Exercise prompt: Copy every line of the following data that includes the string "curves".

[Recorded data]
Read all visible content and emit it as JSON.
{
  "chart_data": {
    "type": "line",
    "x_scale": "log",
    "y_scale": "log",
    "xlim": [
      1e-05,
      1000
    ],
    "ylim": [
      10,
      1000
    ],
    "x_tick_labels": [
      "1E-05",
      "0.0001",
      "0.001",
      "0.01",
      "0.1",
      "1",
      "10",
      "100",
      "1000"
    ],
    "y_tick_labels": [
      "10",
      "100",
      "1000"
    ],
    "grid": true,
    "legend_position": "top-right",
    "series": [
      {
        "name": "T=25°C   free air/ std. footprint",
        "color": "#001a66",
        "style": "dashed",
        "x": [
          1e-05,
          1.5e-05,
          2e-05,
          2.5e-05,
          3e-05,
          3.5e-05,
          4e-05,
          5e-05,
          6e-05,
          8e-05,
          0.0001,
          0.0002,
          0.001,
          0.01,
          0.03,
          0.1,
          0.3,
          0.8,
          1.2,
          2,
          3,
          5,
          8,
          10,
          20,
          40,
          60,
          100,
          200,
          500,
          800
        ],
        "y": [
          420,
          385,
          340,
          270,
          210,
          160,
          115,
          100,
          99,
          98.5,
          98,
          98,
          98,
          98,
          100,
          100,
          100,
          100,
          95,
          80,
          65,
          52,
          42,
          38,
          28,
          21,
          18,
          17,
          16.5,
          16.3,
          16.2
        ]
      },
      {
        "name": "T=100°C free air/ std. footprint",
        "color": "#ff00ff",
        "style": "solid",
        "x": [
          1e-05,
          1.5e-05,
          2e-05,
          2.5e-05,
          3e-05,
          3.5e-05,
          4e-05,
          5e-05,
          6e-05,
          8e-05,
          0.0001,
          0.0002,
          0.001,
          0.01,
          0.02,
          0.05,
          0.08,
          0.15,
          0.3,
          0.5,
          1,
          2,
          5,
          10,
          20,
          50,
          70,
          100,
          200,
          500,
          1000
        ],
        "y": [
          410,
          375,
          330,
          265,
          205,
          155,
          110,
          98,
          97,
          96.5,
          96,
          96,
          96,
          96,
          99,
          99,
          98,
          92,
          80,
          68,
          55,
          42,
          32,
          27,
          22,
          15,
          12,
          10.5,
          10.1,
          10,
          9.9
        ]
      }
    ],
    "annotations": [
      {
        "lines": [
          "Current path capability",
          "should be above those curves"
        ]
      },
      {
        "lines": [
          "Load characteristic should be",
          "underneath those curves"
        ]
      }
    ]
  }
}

Response to this exercise:
          "should be above those curves"
          "underneath those curves"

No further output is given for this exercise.